● **TASK**
Could you rewrite the rows starting with the line containing "summary-total-value: 343,90 zł" and going on through the line containing "column-header-description: OPIS PRODUKTU", swapping "zł" for "PLN" and leaving everything else unchanged?

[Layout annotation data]
☆ ☆ ☆ ☆

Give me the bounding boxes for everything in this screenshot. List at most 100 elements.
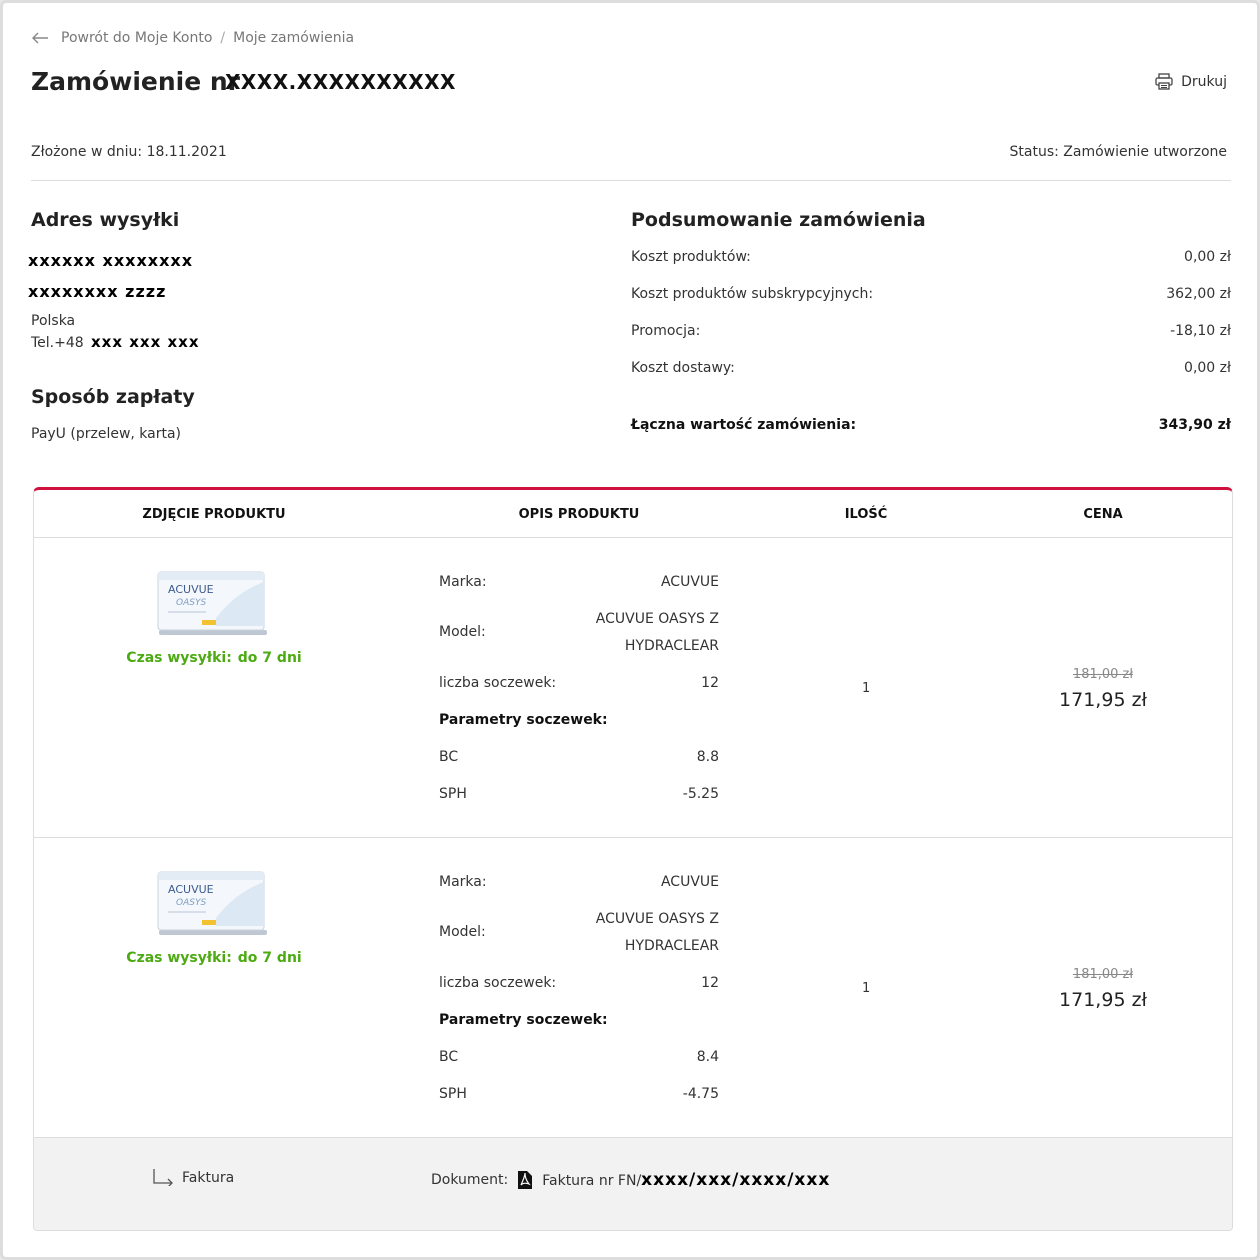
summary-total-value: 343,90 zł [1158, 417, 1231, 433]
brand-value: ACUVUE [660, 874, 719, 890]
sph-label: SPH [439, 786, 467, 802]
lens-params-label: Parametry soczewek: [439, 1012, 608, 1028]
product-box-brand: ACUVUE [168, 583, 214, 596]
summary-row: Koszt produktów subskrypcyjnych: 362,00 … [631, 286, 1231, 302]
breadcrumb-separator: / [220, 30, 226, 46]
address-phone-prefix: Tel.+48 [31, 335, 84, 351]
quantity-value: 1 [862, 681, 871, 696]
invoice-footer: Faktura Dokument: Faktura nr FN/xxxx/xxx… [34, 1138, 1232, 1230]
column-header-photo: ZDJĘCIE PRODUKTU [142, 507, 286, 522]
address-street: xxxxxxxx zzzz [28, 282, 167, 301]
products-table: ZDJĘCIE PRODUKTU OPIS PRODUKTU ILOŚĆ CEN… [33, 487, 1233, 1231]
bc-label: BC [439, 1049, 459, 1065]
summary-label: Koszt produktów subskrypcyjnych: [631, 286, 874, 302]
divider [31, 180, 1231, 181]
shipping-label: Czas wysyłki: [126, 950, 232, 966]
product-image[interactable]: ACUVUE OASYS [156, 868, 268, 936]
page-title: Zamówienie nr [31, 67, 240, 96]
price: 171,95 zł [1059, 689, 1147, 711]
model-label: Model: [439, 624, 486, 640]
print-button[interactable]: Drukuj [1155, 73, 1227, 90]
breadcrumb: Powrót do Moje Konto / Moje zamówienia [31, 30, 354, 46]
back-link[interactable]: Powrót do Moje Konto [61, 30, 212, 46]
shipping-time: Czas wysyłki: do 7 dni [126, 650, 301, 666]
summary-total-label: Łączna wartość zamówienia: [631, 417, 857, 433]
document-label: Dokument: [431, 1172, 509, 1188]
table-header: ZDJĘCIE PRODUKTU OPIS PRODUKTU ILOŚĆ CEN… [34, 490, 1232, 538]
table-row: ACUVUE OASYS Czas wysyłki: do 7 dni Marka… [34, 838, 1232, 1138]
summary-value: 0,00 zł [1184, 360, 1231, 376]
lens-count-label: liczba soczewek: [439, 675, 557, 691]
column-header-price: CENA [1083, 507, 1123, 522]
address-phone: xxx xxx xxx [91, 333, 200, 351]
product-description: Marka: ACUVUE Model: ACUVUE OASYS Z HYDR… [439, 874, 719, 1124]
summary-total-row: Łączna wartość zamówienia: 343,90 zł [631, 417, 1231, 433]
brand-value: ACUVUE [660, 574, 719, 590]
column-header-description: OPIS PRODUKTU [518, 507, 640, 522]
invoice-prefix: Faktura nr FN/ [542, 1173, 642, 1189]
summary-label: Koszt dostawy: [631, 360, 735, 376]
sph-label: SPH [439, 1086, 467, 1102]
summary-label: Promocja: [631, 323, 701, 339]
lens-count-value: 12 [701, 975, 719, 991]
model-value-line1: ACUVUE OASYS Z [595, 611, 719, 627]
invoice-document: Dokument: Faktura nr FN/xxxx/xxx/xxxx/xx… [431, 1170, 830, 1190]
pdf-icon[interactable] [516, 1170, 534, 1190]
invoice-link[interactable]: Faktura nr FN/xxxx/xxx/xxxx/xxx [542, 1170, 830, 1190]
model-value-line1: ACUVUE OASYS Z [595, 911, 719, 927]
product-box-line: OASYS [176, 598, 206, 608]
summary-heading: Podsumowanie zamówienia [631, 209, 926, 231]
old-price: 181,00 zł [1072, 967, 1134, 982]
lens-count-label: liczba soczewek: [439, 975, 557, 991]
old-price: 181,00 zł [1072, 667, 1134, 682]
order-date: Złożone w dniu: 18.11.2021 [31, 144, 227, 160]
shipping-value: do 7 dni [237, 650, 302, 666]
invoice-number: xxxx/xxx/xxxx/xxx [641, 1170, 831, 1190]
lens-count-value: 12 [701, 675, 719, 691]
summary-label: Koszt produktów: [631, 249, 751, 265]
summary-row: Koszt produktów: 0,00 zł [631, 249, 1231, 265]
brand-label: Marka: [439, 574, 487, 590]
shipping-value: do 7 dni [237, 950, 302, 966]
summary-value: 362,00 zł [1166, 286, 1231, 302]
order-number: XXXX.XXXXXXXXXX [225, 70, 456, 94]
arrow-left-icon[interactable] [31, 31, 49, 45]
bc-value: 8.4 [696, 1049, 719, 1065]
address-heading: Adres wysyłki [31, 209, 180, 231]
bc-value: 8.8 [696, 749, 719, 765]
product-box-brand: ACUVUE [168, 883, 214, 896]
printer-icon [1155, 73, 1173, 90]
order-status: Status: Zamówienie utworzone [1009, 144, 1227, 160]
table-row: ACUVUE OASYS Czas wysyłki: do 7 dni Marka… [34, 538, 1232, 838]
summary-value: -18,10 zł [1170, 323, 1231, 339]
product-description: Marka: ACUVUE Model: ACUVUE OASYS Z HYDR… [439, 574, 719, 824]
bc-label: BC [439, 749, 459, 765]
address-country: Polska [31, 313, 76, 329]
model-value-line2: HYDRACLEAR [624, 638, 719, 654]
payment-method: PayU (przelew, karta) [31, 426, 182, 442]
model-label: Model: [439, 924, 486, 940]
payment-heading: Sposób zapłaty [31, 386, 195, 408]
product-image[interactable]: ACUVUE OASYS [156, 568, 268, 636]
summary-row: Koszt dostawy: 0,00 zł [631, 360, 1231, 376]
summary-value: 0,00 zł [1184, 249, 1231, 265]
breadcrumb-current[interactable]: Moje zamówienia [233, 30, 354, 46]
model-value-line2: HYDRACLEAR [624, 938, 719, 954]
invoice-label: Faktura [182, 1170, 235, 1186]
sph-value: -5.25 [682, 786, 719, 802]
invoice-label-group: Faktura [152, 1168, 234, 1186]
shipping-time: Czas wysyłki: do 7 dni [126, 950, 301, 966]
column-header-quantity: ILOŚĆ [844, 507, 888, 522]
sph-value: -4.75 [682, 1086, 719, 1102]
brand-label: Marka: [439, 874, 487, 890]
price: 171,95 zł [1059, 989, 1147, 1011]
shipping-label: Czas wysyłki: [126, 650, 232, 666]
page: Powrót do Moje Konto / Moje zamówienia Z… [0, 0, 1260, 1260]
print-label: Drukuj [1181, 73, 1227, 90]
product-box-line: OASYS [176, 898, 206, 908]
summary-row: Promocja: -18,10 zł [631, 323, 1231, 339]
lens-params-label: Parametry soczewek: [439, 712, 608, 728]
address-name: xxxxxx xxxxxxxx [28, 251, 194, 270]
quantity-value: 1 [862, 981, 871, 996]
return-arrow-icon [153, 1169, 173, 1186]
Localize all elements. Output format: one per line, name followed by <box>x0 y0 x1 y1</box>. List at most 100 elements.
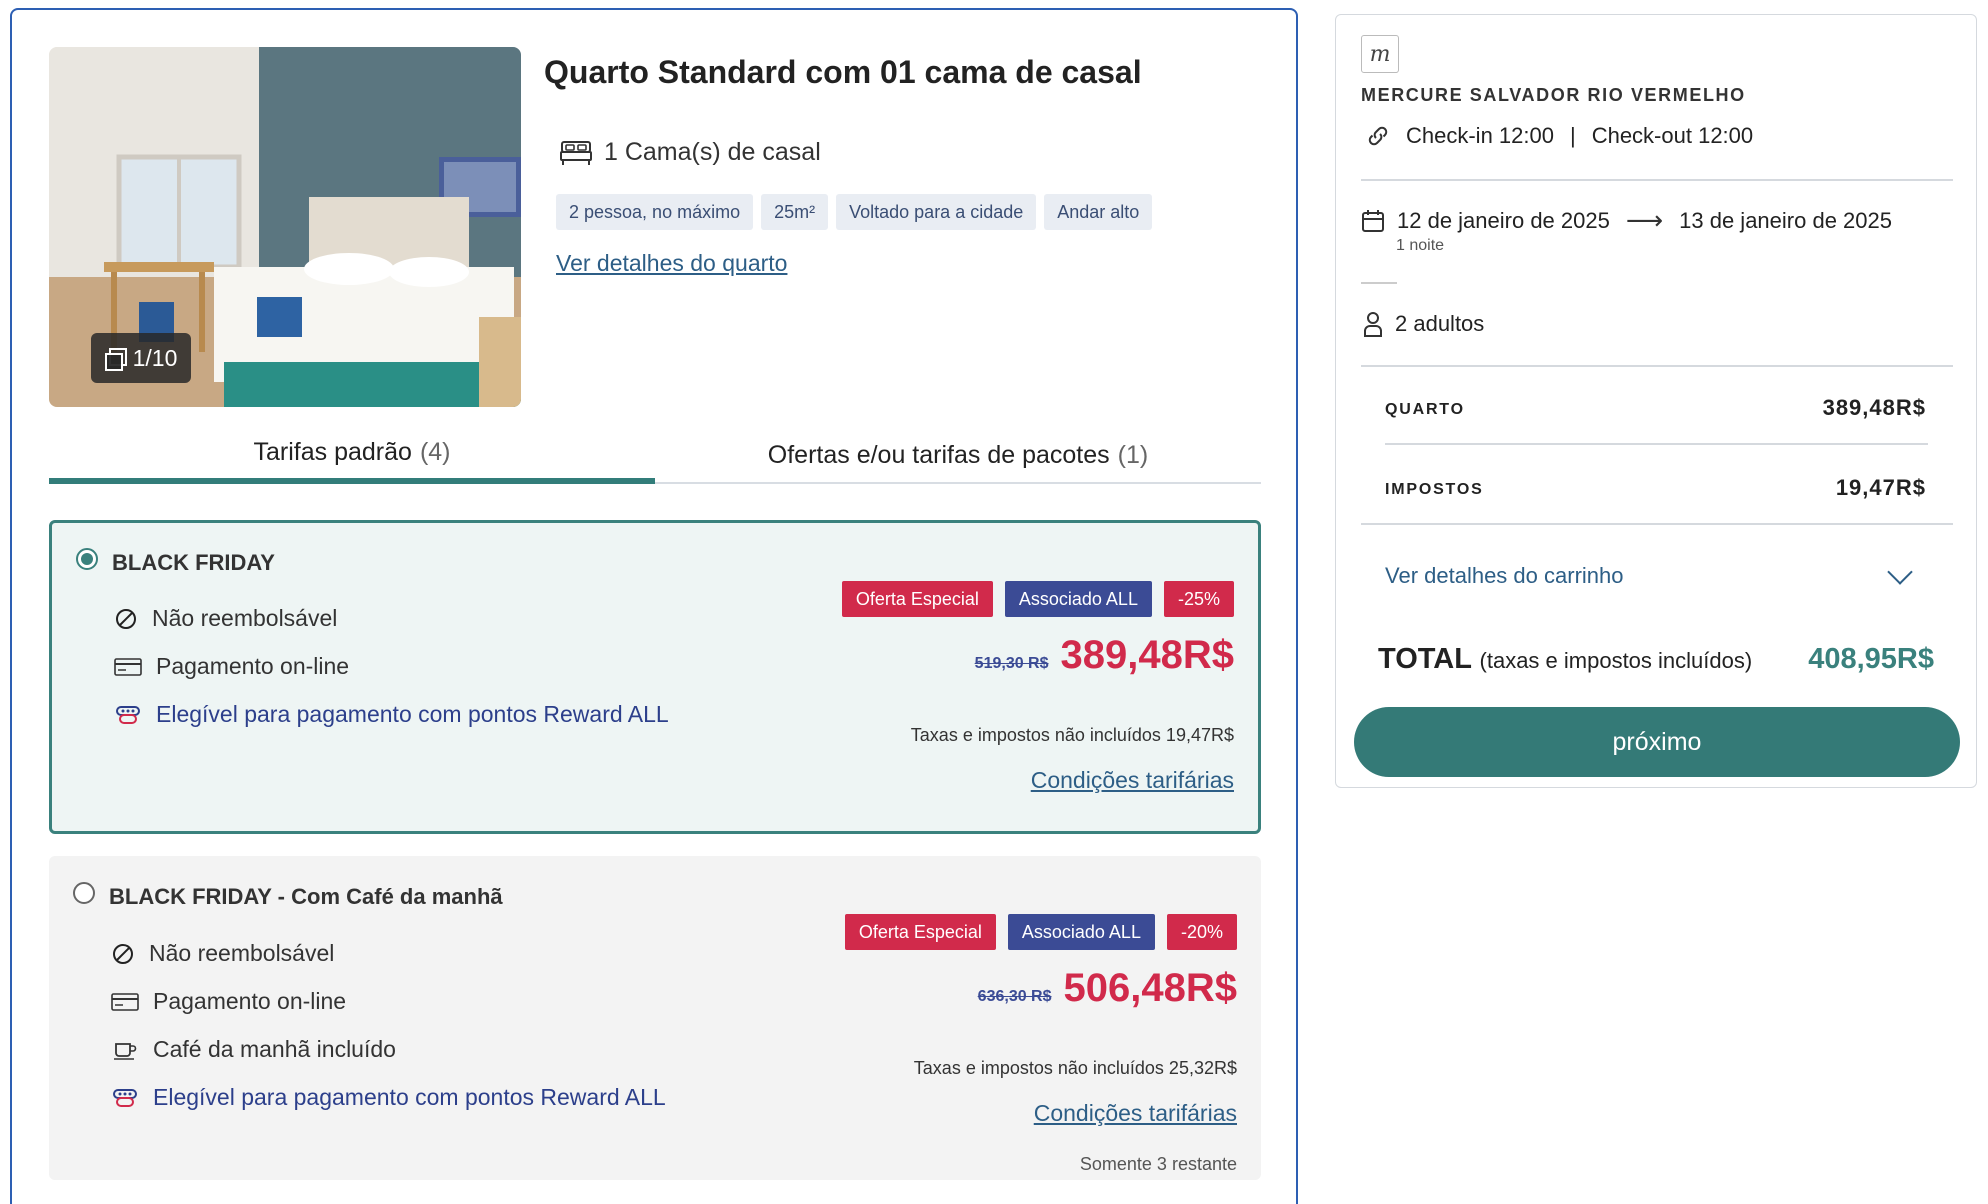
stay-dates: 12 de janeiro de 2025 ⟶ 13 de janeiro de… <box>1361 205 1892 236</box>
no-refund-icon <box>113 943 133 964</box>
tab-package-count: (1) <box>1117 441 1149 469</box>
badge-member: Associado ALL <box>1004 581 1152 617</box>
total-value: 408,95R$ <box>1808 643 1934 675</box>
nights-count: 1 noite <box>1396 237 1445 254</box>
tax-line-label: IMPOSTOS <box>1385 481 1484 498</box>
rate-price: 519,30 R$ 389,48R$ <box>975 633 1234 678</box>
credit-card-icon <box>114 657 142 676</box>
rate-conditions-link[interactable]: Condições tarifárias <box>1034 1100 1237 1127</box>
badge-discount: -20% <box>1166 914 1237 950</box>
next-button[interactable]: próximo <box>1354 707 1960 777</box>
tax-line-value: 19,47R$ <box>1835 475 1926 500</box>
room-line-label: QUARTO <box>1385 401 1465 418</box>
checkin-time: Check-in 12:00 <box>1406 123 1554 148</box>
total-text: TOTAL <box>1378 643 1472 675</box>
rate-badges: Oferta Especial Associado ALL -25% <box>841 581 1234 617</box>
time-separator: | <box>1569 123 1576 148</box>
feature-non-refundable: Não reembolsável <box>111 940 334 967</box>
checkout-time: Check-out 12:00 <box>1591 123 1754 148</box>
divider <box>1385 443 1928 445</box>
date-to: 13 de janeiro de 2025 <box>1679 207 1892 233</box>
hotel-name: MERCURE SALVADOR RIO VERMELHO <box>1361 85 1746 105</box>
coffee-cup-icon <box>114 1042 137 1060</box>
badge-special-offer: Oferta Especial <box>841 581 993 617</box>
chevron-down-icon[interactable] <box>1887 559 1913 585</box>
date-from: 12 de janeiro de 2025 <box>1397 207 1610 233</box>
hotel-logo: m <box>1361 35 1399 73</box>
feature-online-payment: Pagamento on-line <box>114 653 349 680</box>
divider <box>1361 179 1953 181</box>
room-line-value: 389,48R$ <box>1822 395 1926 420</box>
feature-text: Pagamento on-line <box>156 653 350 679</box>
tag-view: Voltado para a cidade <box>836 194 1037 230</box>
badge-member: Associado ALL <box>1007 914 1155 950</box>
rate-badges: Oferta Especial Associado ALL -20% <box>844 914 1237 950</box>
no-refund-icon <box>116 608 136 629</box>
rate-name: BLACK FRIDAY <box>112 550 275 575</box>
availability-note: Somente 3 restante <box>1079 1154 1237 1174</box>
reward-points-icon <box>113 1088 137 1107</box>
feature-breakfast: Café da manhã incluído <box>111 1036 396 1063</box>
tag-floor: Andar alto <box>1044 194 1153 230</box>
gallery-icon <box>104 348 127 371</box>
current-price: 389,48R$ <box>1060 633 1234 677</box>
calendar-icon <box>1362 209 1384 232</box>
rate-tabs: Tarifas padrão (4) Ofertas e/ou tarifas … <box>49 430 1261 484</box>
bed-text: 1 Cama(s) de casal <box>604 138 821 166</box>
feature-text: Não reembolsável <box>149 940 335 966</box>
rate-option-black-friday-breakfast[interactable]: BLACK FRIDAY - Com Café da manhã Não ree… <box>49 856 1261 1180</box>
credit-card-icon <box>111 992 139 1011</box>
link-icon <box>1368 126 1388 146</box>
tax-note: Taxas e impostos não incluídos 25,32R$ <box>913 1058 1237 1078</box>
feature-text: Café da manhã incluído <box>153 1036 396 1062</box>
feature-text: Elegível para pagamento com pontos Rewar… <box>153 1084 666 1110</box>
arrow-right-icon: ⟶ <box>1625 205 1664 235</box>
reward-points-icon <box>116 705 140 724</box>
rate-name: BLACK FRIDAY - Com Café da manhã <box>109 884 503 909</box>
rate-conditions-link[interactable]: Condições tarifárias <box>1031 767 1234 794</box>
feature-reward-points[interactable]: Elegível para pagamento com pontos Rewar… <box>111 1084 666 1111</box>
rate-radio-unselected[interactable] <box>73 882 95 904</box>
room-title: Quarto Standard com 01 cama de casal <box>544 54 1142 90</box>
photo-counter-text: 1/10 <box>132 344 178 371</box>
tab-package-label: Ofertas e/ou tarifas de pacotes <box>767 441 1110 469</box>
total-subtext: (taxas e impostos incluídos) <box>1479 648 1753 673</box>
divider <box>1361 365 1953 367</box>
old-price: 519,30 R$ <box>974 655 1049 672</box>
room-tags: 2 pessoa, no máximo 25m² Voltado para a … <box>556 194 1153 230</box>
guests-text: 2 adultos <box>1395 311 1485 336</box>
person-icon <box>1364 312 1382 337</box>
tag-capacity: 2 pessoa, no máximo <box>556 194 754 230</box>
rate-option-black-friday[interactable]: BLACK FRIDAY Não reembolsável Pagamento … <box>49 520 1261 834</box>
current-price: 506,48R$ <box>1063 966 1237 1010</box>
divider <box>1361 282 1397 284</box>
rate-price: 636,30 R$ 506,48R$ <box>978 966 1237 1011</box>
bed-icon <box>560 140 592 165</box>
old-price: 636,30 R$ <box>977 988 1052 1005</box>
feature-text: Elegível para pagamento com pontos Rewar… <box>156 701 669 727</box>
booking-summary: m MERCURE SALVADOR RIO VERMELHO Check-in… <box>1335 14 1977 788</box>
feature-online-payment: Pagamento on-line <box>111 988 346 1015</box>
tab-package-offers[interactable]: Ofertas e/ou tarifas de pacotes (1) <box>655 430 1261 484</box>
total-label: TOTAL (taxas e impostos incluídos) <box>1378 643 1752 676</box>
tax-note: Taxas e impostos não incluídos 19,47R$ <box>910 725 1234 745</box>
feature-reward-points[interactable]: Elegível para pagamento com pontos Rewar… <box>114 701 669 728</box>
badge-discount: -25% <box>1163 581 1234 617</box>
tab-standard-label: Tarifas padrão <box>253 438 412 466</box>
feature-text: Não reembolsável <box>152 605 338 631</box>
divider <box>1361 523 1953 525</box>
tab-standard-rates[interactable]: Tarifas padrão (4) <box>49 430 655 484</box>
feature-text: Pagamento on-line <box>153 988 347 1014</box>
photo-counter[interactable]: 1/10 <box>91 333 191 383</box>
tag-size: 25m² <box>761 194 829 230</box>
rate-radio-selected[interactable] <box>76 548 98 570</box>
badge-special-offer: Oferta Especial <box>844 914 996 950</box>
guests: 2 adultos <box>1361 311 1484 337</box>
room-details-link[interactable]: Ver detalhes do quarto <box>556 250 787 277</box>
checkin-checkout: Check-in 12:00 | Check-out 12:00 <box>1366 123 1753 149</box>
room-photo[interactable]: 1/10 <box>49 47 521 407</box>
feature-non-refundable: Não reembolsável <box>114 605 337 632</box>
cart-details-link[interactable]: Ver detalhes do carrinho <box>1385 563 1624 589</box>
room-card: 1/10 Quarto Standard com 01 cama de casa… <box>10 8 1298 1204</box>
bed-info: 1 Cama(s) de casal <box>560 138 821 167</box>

☆ ☆ ☆ ☆

● **EXERCISE SOLUTION**
summary-total-value: 343,90 PLN [1158, 417, 1231, 433]
brand-value: ACUVUE [660, 874, 719, 890]
sph-label: SPH [439, 786, 467, 802]
lens-params-label: Parametry soczewek: [439, 1012, 608, 1028]
product-box-brand: ACUVUE [168, 583, 214, 596]
summary-row: Koszt produktów subskrypcyjnych: 362,00 … [631, 286, 1231, 302]
breadcrumb-separator: / [220, 30, 226, 46]
address-phone-prefix: Tel.+48 [31, 335, 84, 351]
quantity-value: 1 [862, 681, 871, 696]
invoice-footer: Faktura Dokument: Faktura nr FN/xxxx/xxx… [34, 1138, 1232, 1230]
column-header-photo: ZDJĘCIE PRODUKTU [142, 507, 286, 522]
address-street: xxxxxxxx zzzz [28, 282, 167, 301]
products-table: ZDJĘCIE PRODUKTU OPIS PRODUKTU ILOŚĆ CEN… [33, 487, 1233, 1231]
bc-label: BC [439, 1049, 459, 1065]
summary-label: Koszt produktów subskrypcyjnych: [631, 286, 874, 302]
divider [31, 180, 1231, 181]
shipping-label: Czas wysyłki: [126, 950, 232, 966]
product-image[interactable]: ACUVUE OASYS [156, 868, 268, 936]
page-title: Zamówienie nr [31, 67, 240, 96]
price: 171,95 PLN [1059, 689, 1147, 711]
model-label: Model: [439, 624, 486, 640]
print-button[interactable]: Drukuj [1155, 73, 1227, 90]
breadcrumb: Powrót do Moje Konto / Moje zamówienia [31, 30, 354, 46]
back-link[interactable]: Powrót do Moje Konto [61, 30, 212, 46]
shipping-time: Czas wysyłki: do 7 dni [126, 650, 301, 666]
summary-total-label: Łączna wartość zamówienia: [631, 417, 857, 433]
document-label: Dokument: [431, 1172, 509, 1188]
table-header: ZDJĘCIE PRODUKTU OPIS PRODUKTU ILOŚĆ CEN… [34, 490, 1232, 538]
table-row: ACUVUE OASYS Czas wysyłki: do 7 dni Marka… [34, 838, 1232, 1138]
summary-value: 0,00 PLN [1184, 360, 1231, 376]
lens-count-label: liczba soczewek: [439, 675, 557, 691]
column-header-price: CENA [1083, 507, 1123, 522]
address-phone: xxx xxx xxx [91, 333, 200, 351]
product-description: Marka: ACUVUE Model: ACUVUE OASYS Z HYDR… [439, 874, 719, 1124]
summary-total-row: Łączna wartość zamówienia: 343,90 PLN [631, 417, 1231, 433]
brand-value: ACUVUE [660, 574, 719, 590]
column-header-description: OPIS PRODUKTU [518, 507, 640, 522]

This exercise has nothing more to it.